··· MATERIAL PROVIDED

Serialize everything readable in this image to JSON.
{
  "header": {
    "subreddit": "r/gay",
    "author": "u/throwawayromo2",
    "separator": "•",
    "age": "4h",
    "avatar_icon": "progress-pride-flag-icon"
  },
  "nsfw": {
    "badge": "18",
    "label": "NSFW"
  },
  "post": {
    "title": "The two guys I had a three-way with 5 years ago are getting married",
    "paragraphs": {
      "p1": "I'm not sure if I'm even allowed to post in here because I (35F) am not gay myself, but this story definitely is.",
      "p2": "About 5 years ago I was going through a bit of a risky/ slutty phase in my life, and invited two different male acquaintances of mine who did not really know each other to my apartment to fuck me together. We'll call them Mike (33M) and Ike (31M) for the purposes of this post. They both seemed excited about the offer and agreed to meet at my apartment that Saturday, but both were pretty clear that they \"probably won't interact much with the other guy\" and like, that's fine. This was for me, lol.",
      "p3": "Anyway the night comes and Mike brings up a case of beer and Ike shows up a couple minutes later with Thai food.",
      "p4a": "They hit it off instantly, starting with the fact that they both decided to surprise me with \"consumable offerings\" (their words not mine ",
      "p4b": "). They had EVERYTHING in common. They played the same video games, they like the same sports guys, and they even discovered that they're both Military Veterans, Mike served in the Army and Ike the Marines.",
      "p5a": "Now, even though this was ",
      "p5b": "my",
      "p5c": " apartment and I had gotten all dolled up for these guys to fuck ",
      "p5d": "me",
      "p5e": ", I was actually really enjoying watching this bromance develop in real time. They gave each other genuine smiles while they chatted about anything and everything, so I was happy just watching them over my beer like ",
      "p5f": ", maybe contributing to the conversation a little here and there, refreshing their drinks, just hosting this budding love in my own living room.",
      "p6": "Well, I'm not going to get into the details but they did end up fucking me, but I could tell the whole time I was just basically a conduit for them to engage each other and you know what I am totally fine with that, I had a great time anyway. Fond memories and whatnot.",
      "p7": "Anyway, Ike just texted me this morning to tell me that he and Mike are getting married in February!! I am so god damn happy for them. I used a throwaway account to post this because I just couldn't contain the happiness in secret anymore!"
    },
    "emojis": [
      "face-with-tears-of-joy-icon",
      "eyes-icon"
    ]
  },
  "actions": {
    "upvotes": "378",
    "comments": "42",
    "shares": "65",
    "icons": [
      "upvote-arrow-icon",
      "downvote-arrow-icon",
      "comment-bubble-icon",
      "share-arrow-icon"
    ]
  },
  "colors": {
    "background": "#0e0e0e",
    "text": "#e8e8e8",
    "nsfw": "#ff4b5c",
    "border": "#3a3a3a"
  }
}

······

Output each record precisely as given.

• **PROBLEM SOLUTION**:
Serialize everything readable in this image to JSON.
{
  "header": {
    "subreddit": "r/gay",
    "author": "u/throwawayromo2",
    "separator": "•",
    "age": "4h",
    "avatar_icon": "progress-pride-flag-icon"
  },
  "nsfw": {
    "badge": "18",
    "label": "NSFW"
  },
  "post": {
    "title": "The two guys I had a three-way with 5 years ago are getting married",
    "paragraphs": {
      "p1": "I'm not sure if I'm even allowed to post in here because I (35F) am not gay myself, but this story definitely is.",
      "p2": "About 5 years ago I was going through a bit of a risky/ slutty phase in my life, and invited two different male acquaintances of mine who did not really know each other to my apartment to fuck me together. We'll call them Mike (33M) and Ike (31M) for the purposes of this post. They both seemed excited about the offer and agreed to meet at my apartment that Saturday, but both were pretty clear that they \"probably won't interact much with the other guy\" and like, that's fine. This was for me, lol.",
      "p3": "Anyway the night comes and Mike brings up a case of beer and Ike shows up a couple minutes later with Thai food.",
      "p4a": "They hit it off instantly, starting with the fact that they both decided to surprise me with \"consumable offerings\" (their words not mine ",
      "p4b": "). They had EVERYTHING in common. They played the same video games, they like the same sports guys, and they even discovered that they're both Military Veterans, Mike served in the Army and Ike the Marines.",
      "p5a": "Now, even though this was ",
      "p5b": "my",
      "p5c": " apartment and I had gotten all dolled up for these guys to fuck ",
      "p5d": "me",
      "p5e": ", I was actually really enjoying watching this bromance develop in real time. They gave each other genuine smiles while they chatted about anything and everything, so I was happy just watching them over my beer like ",
      "p5f": ", maybe contributing to the conversation a little here and there, refreshing their drinks, just hosting this budding love in my own living room.",
      "p6": "Well, I'm not going to get into the details but they did end up fucking me, but I could tell the whole time I was just basically a conduit for them to engage each other and you know what I am totally fine with that, I had a great time anyway. Fond memories and whatnot.",
      "p7": "Anyway, Ike just texted me this morning to tell me that he and Mike are getting married in February!! I am so god damn happy for them. I used a throwaway account to post this because I just couldn't contain the happiness in secret anymore!"
    },
    "emojis": [
      "face-with-tears-of-joy-icon",
      "eyes-icon"
    ]
  },
  "actions": {
    "upvotes": "378",
    "comments": "42",
    "shares": "65",
    "icons": [
      "upvote-arrow-icon",
      "downvote-arrow-icon",
      "comment-bubble-icon",
      "share-arrow-icon"
    ]
  },
  "colors": {
    "background": "#0e0e0e",
    "text": "#e8e8e8",
    "nsfw": "#ff4b5c",
    "border": "#3a3a3a"
  }
}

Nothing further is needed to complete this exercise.